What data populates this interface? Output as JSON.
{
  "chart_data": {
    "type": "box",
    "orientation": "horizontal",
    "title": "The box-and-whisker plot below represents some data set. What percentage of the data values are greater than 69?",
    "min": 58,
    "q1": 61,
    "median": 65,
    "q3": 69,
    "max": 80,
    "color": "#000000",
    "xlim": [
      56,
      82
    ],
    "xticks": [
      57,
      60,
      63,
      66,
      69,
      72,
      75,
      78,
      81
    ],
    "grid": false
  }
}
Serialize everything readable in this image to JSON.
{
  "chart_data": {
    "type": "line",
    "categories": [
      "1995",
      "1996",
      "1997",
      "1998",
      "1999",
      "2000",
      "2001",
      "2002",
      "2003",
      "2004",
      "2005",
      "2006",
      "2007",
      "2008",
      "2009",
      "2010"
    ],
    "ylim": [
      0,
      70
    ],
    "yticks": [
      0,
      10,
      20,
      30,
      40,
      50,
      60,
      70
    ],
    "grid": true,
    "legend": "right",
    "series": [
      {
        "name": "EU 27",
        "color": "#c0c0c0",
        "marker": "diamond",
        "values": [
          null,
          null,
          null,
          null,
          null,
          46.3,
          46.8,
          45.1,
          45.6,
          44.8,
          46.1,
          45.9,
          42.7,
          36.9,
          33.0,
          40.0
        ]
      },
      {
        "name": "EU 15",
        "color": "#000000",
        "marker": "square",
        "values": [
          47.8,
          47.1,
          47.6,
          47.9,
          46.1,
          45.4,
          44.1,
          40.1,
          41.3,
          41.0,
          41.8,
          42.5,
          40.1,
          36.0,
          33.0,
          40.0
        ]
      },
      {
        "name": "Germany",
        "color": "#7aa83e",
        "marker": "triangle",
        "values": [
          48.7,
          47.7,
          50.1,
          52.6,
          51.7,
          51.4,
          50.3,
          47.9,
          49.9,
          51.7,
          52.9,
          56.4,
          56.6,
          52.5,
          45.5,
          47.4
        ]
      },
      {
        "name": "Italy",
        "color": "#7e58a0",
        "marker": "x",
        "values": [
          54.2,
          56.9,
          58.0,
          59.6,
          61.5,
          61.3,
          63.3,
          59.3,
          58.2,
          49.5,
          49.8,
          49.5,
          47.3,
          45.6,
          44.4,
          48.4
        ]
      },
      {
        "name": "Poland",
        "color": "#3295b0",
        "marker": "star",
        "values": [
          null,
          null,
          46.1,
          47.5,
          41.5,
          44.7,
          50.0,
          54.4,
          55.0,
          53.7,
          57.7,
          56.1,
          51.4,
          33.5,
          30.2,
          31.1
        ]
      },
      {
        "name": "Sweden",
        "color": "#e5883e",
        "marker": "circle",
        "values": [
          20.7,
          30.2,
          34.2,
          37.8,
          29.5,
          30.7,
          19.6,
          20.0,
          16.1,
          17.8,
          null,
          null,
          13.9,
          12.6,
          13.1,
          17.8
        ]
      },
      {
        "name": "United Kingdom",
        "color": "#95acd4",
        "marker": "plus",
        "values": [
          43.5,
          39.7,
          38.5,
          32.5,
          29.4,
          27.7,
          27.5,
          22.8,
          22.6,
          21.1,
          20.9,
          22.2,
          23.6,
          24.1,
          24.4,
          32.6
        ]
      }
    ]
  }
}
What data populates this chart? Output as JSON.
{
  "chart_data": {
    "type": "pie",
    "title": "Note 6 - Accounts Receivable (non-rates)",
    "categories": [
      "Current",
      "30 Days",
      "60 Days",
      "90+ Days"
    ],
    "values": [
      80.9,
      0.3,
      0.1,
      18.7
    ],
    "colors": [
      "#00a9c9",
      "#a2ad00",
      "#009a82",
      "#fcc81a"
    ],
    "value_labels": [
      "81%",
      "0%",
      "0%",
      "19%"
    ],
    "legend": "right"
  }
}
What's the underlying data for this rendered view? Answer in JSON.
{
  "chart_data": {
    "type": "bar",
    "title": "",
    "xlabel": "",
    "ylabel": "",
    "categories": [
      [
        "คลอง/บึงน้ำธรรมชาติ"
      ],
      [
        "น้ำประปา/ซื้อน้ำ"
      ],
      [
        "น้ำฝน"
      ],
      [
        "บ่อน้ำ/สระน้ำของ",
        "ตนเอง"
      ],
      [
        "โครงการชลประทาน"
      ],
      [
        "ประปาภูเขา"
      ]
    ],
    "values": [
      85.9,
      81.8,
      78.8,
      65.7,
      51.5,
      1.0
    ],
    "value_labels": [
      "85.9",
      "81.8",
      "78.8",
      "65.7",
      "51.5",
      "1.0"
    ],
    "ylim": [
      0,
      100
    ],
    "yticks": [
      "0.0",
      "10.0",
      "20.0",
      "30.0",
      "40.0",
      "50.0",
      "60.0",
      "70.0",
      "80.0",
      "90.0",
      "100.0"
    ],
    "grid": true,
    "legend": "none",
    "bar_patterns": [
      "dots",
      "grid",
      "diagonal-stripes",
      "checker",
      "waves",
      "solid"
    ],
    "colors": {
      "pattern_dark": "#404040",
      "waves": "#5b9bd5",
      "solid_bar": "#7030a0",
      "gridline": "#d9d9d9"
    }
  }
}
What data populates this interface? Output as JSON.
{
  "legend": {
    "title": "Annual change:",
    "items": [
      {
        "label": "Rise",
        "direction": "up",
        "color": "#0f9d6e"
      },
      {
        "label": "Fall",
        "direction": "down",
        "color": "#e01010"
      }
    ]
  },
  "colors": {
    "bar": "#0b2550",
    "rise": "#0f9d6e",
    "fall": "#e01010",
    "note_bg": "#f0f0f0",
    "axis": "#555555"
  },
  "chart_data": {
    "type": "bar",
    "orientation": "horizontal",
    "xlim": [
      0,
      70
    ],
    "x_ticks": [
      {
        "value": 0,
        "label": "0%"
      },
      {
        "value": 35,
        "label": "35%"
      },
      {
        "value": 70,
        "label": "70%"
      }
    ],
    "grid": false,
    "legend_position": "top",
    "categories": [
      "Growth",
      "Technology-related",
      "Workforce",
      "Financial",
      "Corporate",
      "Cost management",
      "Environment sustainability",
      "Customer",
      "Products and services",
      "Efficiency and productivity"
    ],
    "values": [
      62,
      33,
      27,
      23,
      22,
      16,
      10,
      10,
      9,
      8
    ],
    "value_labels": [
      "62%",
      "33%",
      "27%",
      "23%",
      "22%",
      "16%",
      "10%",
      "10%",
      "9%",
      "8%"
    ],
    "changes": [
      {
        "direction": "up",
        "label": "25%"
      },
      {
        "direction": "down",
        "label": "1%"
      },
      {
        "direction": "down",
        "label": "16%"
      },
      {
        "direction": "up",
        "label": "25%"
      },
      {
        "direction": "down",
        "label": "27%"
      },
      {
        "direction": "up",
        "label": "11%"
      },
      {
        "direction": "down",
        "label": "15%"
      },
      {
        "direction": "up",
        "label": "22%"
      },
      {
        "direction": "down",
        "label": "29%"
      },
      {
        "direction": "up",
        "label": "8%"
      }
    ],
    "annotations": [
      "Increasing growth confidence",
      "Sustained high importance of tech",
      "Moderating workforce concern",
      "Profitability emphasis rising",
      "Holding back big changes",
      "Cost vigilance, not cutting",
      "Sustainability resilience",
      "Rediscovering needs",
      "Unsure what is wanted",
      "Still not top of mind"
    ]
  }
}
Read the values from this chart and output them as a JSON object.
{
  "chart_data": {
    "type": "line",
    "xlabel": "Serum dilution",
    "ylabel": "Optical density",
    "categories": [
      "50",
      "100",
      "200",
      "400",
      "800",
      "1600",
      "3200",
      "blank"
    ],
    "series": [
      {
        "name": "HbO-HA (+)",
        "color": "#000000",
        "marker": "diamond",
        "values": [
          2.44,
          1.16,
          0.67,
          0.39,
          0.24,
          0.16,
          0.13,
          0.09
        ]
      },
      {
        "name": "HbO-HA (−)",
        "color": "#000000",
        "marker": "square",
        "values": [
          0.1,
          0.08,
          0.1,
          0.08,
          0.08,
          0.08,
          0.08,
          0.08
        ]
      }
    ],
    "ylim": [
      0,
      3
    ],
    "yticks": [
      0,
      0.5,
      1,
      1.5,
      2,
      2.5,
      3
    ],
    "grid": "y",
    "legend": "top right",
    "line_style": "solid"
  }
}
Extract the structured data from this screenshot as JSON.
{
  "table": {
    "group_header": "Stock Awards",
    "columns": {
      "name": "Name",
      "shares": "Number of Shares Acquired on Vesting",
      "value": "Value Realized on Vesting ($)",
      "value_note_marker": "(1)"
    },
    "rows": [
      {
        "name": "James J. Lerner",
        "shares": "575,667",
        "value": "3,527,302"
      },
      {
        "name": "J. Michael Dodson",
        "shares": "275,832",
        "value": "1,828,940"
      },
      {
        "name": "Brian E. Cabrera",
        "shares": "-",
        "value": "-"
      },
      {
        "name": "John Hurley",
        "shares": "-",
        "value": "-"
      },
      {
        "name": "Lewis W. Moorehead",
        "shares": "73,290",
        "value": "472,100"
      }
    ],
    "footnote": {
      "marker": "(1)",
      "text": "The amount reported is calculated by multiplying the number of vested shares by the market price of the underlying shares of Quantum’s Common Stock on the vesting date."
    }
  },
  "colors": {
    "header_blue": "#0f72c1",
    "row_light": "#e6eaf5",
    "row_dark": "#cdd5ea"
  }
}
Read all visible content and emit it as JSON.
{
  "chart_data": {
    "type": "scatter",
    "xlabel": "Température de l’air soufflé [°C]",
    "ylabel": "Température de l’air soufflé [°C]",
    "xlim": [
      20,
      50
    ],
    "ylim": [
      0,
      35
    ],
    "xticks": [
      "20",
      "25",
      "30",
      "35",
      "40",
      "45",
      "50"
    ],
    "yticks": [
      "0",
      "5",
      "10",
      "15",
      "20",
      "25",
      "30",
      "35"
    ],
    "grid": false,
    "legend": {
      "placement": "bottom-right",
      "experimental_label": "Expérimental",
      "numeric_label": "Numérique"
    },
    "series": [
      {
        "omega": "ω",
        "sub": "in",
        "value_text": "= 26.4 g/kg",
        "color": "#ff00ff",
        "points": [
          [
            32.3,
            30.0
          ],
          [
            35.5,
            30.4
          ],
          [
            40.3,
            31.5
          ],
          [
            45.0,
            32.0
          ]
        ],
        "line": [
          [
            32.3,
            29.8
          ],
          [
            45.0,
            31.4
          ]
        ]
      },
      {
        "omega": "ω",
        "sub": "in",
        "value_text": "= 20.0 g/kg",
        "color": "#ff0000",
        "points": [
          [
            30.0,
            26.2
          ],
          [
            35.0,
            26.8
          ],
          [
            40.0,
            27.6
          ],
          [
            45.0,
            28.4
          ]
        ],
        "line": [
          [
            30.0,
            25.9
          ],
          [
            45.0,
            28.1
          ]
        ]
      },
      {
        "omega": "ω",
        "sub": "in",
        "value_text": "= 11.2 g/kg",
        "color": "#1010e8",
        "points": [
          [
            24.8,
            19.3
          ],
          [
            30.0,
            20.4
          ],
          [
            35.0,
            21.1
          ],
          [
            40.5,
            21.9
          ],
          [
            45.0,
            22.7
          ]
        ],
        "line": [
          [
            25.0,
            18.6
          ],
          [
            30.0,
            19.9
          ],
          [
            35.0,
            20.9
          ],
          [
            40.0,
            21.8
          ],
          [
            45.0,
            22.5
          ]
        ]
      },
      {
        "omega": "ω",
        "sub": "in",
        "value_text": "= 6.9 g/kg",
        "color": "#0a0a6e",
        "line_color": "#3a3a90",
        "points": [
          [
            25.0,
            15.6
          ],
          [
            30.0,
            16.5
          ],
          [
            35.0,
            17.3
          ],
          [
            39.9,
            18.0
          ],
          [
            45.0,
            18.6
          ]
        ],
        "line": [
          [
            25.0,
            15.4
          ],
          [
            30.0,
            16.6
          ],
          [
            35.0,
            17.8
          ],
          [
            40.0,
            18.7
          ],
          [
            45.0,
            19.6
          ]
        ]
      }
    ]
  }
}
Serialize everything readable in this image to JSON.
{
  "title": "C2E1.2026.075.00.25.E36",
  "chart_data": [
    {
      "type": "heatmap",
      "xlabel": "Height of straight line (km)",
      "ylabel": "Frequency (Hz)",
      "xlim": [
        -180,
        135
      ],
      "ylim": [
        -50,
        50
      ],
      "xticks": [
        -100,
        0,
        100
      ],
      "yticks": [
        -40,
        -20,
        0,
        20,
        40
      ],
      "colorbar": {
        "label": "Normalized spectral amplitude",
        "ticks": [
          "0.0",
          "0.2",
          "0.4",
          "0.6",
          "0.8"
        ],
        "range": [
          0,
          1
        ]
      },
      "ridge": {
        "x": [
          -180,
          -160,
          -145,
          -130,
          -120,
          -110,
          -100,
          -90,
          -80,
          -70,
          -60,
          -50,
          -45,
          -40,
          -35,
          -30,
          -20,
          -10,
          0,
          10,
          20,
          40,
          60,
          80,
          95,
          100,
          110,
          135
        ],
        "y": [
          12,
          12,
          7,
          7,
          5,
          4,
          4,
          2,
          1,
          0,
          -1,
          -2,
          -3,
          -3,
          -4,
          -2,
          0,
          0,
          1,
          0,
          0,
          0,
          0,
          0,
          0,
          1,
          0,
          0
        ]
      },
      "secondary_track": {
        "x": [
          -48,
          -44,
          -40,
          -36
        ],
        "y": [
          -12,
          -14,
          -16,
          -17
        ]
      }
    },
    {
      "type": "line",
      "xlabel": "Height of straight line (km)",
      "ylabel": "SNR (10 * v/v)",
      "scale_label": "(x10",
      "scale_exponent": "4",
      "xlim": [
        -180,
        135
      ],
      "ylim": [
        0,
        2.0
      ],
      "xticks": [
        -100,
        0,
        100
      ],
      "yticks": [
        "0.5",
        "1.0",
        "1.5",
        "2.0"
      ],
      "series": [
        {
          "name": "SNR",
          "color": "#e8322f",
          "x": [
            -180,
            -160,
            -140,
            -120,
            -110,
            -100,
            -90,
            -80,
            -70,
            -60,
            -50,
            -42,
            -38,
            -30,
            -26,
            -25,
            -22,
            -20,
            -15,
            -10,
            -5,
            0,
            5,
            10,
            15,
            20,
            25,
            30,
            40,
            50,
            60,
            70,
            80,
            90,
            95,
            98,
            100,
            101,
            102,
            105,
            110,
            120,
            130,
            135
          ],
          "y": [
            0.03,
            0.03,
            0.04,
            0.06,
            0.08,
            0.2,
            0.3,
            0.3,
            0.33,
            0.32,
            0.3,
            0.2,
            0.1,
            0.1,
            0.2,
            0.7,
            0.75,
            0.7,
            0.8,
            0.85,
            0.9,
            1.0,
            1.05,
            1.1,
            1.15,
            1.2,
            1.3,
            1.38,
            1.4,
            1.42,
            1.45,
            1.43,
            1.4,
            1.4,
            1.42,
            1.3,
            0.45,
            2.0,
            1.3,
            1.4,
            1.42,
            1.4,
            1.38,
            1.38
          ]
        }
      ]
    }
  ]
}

-=-=-=-=-

Find the lines that include the string "from", then copy each of them.

Read the values from this chart and output them as a JSON object.
Extract the structured data from this screenshot as JSON.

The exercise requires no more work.